[Figure record extracts]

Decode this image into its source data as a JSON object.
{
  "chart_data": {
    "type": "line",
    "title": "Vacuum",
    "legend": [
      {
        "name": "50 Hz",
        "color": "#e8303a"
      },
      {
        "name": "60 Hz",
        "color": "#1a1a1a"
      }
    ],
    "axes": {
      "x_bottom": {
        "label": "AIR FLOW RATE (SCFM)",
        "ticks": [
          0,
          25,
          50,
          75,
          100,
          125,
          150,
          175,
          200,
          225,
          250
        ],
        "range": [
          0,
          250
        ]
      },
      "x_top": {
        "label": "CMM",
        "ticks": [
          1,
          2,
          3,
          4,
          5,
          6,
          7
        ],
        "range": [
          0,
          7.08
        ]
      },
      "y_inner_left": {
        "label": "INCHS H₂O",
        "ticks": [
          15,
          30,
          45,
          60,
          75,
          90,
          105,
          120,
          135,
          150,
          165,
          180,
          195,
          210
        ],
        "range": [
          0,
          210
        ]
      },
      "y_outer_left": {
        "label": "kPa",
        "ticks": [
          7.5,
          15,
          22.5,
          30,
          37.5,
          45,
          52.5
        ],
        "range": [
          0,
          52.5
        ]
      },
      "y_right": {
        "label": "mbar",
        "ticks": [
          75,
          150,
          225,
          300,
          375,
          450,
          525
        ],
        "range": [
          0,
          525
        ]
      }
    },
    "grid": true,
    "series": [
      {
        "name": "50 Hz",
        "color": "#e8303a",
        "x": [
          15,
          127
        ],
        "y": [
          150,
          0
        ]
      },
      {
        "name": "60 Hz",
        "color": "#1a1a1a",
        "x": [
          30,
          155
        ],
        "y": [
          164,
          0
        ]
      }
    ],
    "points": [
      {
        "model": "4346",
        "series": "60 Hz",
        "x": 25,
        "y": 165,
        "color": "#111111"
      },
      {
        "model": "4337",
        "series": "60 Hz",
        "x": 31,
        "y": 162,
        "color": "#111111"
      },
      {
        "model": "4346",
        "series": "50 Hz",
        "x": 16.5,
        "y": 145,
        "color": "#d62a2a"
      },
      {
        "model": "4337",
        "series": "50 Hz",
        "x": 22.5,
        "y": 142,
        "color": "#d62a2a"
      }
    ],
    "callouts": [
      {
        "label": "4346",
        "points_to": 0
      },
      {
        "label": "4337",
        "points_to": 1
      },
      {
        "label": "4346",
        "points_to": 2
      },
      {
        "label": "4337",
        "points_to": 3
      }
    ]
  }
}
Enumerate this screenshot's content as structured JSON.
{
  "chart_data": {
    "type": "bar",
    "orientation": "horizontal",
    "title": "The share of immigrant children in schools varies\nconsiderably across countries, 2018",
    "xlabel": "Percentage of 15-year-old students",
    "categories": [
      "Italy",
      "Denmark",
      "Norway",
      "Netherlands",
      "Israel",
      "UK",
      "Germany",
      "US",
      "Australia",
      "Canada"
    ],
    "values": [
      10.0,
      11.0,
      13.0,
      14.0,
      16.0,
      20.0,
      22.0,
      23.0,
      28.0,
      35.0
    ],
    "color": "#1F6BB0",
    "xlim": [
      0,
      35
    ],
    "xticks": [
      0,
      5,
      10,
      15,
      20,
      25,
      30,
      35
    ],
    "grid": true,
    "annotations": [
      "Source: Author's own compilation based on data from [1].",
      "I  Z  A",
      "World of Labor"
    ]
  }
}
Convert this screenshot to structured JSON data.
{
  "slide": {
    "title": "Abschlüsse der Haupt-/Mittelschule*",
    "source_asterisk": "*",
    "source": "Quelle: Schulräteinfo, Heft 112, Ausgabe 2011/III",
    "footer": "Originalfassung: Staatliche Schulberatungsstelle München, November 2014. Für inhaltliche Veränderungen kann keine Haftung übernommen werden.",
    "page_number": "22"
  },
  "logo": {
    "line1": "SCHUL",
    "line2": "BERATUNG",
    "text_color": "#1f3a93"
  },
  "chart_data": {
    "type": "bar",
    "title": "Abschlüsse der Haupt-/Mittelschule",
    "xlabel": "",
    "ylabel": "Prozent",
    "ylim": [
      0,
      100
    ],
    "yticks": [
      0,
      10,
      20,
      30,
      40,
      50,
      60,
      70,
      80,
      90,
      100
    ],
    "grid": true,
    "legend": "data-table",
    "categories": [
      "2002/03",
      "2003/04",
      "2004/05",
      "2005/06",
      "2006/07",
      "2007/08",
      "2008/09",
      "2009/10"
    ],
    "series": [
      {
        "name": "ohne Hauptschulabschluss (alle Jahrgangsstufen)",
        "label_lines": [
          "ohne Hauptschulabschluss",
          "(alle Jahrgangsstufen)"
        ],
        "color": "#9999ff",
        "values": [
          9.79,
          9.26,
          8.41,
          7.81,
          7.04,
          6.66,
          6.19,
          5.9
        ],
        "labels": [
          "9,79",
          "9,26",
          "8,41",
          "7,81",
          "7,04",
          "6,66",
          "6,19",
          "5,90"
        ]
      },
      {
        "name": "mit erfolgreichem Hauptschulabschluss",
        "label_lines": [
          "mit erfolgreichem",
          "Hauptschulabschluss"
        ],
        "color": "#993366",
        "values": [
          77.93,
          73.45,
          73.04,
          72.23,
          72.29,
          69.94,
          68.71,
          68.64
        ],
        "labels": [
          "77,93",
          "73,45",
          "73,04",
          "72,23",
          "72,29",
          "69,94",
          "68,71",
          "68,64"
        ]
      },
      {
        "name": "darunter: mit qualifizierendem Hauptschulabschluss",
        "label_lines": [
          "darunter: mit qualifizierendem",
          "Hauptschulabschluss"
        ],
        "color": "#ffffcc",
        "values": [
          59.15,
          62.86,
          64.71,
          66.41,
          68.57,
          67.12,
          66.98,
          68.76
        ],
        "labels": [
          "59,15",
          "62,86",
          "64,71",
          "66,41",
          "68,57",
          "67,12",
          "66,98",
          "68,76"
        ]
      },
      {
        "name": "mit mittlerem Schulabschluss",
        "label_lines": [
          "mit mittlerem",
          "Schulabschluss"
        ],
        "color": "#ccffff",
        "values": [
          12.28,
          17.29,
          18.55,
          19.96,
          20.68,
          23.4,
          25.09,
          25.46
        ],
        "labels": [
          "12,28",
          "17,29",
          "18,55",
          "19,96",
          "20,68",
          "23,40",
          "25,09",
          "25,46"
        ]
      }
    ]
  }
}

Work to complete:
Pull out the lines above in which the word "alle" appears.

Task answer:
        "name": "ohne Hauptschulabschluss (alle Jahrgangsstufen)",
          "(alle Jahrgangsstufen)"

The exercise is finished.